▼

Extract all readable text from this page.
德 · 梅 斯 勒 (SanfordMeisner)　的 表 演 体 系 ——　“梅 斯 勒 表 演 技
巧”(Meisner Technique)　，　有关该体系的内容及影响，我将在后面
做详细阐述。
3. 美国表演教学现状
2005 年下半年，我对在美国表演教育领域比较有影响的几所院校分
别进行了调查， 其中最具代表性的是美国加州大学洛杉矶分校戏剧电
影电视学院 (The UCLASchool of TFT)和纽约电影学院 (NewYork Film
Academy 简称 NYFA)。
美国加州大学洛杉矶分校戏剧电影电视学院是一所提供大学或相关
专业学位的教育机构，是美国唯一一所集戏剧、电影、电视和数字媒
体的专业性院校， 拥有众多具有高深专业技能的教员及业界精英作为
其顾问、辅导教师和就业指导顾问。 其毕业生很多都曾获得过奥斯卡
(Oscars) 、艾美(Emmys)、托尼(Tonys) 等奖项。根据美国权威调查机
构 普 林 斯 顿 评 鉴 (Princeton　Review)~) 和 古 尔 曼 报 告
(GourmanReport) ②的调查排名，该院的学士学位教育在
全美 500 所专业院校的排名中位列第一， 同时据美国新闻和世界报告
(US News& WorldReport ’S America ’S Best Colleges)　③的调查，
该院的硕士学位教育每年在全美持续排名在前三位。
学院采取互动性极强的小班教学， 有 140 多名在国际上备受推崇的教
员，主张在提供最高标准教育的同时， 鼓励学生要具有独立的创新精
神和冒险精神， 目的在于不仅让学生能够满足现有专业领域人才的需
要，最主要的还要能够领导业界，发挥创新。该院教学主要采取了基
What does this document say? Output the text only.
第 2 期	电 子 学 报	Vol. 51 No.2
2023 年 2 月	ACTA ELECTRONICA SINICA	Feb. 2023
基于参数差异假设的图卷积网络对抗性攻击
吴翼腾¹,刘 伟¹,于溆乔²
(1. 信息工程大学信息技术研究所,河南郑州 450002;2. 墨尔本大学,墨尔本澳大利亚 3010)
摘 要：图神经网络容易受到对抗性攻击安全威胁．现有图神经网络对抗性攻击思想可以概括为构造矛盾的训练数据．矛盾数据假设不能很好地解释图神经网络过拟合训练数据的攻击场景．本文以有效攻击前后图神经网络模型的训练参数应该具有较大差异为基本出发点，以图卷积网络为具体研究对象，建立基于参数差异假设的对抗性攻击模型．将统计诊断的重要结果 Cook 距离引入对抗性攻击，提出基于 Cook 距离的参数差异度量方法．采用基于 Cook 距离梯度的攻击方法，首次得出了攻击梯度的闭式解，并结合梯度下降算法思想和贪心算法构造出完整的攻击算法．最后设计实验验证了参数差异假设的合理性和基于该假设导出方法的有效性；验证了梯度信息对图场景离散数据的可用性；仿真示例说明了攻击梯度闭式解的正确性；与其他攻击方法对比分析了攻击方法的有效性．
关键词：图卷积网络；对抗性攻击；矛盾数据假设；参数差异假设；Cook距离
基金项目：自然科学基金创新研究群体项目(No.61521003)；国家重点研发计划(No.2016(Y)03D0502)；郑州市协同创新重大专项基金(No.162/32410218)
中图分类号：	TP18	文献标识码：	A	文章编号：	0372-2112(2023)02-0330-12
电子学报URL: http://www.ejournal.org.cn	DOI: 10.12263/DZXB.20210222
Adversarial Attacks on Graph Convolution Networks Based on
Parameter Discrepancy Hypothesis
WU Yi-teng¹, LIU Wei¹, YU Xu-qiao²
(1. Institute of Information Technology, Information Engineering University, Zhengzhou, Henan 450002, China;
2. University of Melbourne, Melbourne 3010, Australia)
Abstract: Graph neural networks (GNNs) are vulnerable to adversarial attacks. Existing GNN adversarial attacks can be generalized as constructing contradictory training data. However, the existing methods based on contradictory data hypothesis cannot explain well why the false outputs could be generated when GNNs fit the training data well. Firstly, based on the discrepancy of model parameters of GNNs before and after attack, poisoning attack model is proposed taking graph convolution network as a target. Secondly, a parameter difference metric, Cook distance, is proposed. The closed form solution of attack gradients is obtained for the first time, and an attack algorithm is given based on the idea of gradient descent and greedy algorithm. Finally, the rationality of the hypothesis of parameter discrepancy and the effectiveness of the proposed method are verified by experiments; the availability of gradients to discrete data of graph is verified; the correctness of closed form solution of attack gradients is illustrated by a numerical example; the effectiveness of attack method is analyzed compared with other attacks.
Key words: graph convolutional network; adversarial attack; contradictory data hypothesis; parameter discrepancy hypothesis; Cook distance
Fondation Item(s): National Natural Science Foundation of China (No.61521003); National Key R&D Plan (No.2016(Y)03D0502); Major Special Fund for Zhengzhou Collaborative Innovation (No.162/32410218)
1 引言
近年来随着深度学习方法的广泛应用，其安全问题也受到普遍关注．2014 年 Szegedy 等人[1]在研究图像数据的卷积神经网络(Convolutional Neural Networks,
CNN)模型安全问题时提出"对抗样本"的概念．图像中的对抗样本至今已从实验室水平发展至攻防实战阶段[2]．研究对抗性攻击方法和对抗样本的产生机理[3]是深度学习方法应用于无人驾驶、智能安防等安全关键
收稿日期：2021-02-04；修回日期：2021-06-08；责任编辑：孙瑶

▲

> [What to work on] Copy out every line of the material above that mentions the word "this".

> [Result]
Extract all readable text from this page.
What does this document say? Output the text only.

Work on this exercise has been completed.